-- Start Records --

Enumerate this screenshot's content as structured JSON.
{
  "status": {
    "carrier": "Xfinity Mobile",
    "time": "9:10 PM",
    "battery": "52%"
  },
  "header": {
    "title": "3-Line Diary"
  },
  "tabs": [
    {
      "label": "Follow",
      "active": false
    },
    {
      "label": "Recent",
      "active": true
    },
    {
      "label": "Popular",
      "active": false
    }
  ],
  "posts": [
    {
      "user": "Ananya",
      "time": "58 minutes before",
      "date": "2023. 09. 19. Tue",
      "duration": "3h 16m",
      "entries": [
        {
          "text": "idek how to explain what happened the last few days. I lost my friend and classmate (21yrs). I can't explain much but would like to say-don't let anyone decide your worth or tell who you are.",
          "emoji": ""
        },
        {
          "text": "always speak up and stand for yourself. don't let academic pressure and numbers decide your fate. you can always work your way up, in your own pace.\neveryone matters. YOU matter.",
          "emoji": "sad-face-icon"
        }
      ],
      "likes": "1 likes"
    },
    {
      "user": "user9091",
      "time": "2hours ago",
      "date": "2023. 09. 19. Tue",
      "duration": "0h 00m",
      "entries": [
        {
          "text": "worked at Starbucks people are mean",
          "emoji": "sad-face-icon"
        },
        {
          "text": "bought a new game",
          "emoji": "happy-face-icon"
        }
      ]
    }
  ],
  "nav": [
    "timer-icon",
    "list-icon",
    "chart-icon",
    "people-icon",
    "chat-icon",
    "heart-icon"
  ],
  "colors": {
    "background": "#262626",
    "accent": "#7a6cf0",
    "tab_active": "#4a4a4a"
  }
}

-- End Records --

Instructions for the task: From the records above, pick out and copy each line holding the word "people".

Exercise output:
          "text": "worked at Starbucks people are mean",
    "people-icon",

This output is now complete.